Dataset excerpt
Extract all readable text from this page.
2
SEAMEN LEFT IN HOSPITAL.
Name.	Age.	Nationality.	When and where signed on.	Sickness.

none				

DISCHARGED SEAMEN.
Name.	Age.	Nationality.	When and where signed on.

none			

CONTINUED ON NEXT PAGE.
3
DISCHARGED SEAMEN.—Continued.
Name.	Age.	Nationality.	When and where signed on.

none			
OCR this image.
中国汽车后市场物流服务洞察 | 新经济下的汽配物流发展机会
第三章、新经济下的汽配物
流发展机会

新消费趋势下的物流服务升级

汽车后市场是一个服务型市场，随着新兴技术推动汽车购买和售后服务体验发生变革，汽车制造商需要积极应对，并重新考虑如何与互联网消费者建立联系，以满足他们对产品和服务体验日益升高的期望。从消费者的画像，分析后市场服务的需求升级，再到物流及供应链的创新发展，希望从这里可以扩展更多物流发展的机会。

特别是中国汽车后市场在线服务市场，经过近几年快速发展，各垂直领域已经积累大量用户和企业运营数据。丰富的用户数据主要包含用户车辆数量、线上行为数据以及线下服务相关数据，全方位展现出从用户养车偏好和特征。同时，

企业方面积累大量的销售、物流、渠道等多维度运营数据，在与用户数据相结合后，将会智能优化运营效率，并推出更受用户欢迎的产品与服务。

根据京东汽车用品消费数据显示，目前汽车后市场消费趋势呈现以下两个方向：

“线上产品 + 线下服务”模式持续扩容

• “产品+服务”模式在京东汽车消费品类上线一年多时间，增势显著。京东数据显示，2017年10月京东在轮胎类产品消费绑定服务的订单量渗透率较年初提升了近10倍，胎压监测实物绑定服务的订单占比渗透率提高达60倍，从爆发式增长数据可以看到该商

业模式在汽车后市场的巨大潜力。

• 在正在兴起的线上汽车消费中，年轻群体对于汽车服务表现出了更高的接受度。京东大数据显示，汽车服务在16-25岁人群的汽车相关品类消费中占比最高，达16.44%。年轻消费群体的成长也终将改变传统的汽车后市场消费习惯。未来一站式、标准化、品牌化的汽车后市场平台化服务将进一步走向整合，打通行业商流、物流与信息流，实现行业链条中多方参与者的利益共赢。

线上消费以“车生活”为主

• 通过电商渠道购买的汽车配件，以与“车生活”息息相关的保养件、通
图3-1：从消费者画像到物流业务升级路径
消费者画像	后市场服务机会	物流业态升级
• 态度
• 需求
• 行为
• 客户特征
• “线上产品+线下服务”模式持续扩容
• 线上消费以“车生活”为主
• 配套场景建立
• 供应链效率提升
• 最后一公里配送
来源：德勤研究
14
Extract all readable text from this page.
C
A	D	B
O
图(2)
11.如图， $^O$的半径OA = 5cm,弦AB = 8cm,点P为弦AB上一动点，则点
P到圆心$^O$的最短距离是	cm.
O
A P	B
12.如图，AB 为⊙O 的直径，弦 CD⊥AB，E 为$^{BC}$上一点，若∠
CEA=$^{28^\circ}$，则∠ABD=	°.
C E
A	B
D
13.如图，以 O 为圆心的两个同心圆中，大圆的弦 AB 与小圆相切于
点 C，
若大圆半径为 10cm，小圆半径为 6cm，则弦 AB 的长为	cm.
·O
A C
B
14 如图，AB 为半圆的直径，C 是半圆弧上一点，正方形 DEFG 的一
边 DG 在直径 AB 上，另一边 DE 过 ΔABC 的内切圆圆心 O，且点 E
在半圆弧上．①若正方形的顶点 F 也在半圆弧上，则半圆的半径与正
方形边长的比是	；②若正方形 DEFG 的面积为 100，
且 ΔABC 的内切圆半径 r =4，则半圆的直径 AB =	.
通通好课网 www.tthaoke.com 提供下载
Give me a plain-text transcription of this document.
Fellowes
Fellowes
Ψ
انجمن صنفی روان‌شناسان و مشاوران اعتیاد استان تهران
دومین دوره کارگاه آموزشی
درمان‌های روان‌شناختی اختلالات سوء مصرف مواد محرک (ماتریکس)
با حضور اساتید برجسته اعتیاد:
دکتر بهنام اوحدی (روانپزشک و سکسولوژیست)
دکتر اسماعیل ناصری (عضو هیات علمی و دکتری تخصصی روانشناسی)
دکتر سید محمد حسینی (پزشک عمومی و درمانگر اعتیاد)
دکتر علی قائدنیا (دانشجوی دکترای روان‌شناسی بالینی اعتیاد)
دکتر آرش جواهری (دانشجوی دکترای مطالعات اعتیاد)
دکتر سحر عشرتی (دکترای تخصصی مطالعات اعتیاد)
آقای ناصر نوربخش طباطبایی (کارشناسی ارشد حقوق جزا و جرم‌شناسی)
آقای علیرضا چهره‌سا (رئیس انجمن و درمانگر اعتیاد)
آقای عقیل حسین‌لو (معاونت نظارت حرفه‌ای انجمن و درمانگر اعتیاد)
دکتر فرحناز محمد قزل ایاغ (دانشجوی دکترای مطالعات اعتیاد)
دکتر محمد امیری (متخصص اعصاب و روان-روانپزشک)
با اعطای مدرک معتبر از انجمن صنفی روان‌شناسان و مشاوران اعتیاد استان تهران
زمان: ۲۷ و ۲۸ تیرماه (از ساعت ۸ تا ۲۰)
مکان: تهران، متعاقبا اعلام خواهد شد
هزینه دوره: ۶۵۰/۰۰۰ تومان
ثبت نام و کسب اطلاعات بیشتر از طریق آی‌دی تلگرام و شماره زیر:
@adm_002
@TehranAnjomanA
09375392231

What you should do – Count the lines above that contain the word "تخصصی", and reply with only that number.

Written solution – 2